> **INFORMATION PROVIDED**:
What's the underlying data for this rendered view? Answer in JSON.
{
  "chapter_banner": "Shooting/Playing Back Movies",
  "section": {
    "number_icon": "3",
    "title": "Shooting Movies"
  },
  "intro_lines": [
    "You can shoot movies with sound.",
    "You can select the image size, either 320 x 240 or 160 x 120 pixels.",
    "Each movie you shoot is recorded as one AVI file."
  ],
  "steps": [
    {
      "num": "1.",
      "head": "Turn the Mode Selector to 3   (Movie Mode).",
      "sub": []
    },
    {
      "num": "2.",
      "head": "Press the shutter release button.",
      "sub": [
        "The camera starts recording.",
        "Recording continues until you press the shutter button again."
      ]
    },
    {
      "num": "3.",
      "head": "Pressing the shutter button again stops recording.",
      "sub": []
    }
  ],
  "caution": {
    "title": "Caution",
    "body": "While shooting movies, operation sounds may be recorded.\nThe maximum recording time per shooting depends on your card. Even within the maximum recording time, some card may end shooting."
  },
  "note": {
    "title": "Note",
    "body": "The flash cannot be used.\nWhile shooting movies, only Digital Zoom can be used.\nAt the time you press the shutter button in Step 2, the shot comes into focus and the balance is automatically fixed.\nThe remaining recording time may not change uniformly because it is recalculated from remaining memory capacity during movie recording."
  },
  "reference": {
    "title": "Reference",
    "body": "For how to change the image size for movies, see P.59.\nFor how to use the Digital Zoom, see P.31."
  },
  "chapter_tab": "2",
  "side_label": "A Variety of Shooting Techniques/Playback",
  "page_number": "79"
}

> **TASK TO COMPLETE**:
Identify each line in the records above containing the word "nThe"; copy those lines.

> **FINISHED EXERCISE**:
    "body": "While shooting movies, operation sounds may be recorded.\nThe maximum recording time per shooting depends on your card. Even within the maximum recording time, some card may end shooting."
    "body": "The flash cannot be used.\nWhile shooting movies, only Digital Zoom can be used.\nAt the time you press the shutter button in Step 2, the shot comes into focus and the balance is automatically fixed.\nThe remaining recording time may not change uniformly because it is recalculated from remaining memory capacity during movie recording."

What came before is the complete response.